Required work:
Write the lines of the records from the line containing "y-tick-label: 100 — [19, 178, 44, 195]" through the end of the records, both included, as a JSON list of strings, one string per line, with blank lines left out.

>> Start Material provided

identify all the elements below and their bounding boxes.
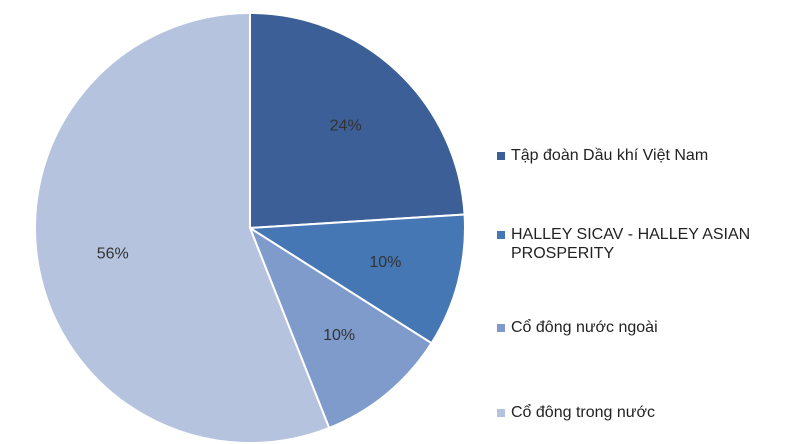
pie-slice	[246, 213, 466, 345]
pie-slice	[34, 11, 331, 444]
legend-label: HALLEY SICAV - HALLEY ASIAN PROSPERITY	[511, 226, 751, 262]
data-label: 56%	[97, 245, 129, 262]
legend-label: Cổ đông trong nước	[511, 404, 655, 421]
legend-entry: Cổ đông nước ngoài	[497, 318, 797, 337]
legend-label: Cổ đông nước ngoài	[511, 319, 658, 336]
legend-entry: HALLEY SICAV - HALLEY ASIAN PROSPERITY	[497, 225, 797, 263]
data-label: 10%	[323, 327, 355, 344]
data-label: 10%	[369, 254, 401, 271]
legend-entry: Cổ đông trong nước	[497, 403, 797, 422]
data-label: 24%	[330, 117, 362, 134]
pie-slice	[249, 11, 466, 230]
legend-swatch	[497, 409, 505, 417]
legend-swatch	[497, 231, 505, 239]
legend-entry: Tập đoàn Dầu khí Việt Nam	[497, 146, 797, 165]
pie-slice	[247, 225, 433, 430]
legend-swatch	[497, 324, 505, 332]
legend-label: Tập đoàn Dầu khí Việt Nam	[511, 147, 709, 164]
legend-swatch	[497, 152, 505, 160]
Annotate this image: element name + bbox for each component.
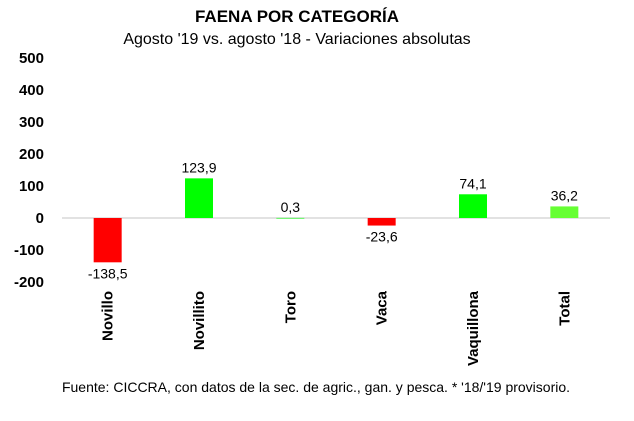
y-tick-label: 100 — [19, 178, 44, 195]
bars — [93, 178, 579, 263]
category-label: Total — [556, 291, 573, 326]
y-tick-label: -100 — [14, 242, 44, 259]
chart-subtitle: Agosto '19 vs. agosto '18 - Variaciones … — [123, 31, 470, 48]
bar-toro — [276, 217, 305, 219]
y-tick-label: -200 — [14, 274, 44, 291]
data-label: 36,2 — [551, 187, 578, 203]
y-tick-label: 0 — [36, 210, 44, 227]
y-axis-ticks: -200 -100 0 100 200 300 400 500 — [14, 50, 44, 291]
data-label: 74,1 — [459, 175, 486, 191]
y-tick-label: 500 — [19, 50, 44, 67]
category-label: Toro — [282, 291, 299, 323]
data-label: 0,3 — [281, 199, 301, 215]
data-label: -23,6 — [366, 229, 398, 245]
bar-total — [550, 206, 579, 218]
category-label: Vaquillona — [465, 290, 482, 366]
y-tick-label: 300 — [19, 114, 44, 131]
y-tick-label: 200 — [19, 146, 44, 163]
category-labels: Novillo Novillito Toro Vaca Vaquillona Total — [100, 290, 574, 366]
bar-novillito — [185, 178, 213, 218]
bar-vaca — [367, 218, 396, 226]
data-label: -138,5 — [88, 265, 128, 281]
source-note: Fuente: CICCRA, con datos de la sec. de … — [62, 379, 570, 395]
category-label: Vaca — [374, 290, 391, 325]
category-label: Novillo — [100, 291, 117, 341]
bar-novillo — [93, 218, 122, 263]
y-tick-label: 400 — [19, 82, 44, 99]
category-label: Novillito — [191, 291, 208, 350]
chart-title: FAENA POR CATEGORÍA — [195, 7, 399, 26]
data-label: 123,9 — [181, 159, 216, 175]
data-labels: -138,5 123,9 0,3 -23,6 74,1 36,2 — [88, 159, 578, 281]
bar-vaquillona — [459, 194, 487, 218]
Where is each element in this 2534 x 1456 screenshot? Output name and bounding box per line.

>> End Material provided

Exercise solution:
[
  "y-tick-label: 100 — [19, 178, 44, 195]",
  "bars — [93, 178, 579, 263]",
  "category-label: Total — [556, 291, 573, 326]",
  "y-tick-label: -100 — [14, 242, 44, 259]",
  "chart-subtitle: Agosto '19 vs. agosto '18 - Variaciones … — [123, 31, 470, 48]",
  "bar-toro — [276, 217, 305, 219]",
  "y-tick-label: -200 — [14, 274, 44, 291]",
  "data-label: 36,2 — [551, 187, 578, 203]",
  "y-tick-label: 0 — [36, 210, 44, 227]",
  "y-axis-ticks: -200 -100 0 100 200 300 400 500 — [14, 50, 44, 291]",
  "data-label: 74,1 — [459, 175, 486, 191]",
  "y-tick-label: 500 — [19, 50, 44, 67]",
  "category-label: Toro — [282, 291, 299, 323]",
  "data-label: 0,3 — [281, 199, 301, 215]",
  "data-label: -23,6 — [366, 229, 398, 245]",
  "bar-total — [550, 206, 579, 218]",
  "category-label: Vaquillona — [465, 290, 482, 366]",
  "y-tick-label: 300 — [19, 114, 44, 131]",
  "y-tick-label: 200 — [19, 146, 44, 163]",
  "category-labels: Novillo Novillito Toro Vaca Vaquillona Total — [100, 290, 574, 366]",
  "bar-novillito — [185, 178, 213, 218]",
  "bar-vaca — [367, 218, 396, 226]",
  "data-label: -138,5 — [88, 265, 128, 281]",
  "source-note: Fuente: CICCRA, con datos de la sec. de … — [62, 379, 570, 395]",
  "category-label: Vaca — [374, 290, 391, 325]",
  "category-label: Novillo — [100, 291, 117, 341]",
  "bar-novillo — [93, 218, 122, 263]",
  "y-tick-label: 400 — [19, 82, 44, 99]",
  "category-label: Novillito — [191, 291, 208, 350]",
  "chart-title: FAENA POR CATEGORÍA — [195, 7, 399, 26]",
  "data-label: 123,9 — [181, 159, 216, 175]",
  "data-labels: -138,5 123,9 0,3 -23,6 74,1 36,2 — [88, 159, 578, 281]",
  "bar-vaquillona — [459, 194, 487, 218]",
  "Where is each element in this 2534 x 1456 screenshot? Output name and bounding box per line."
]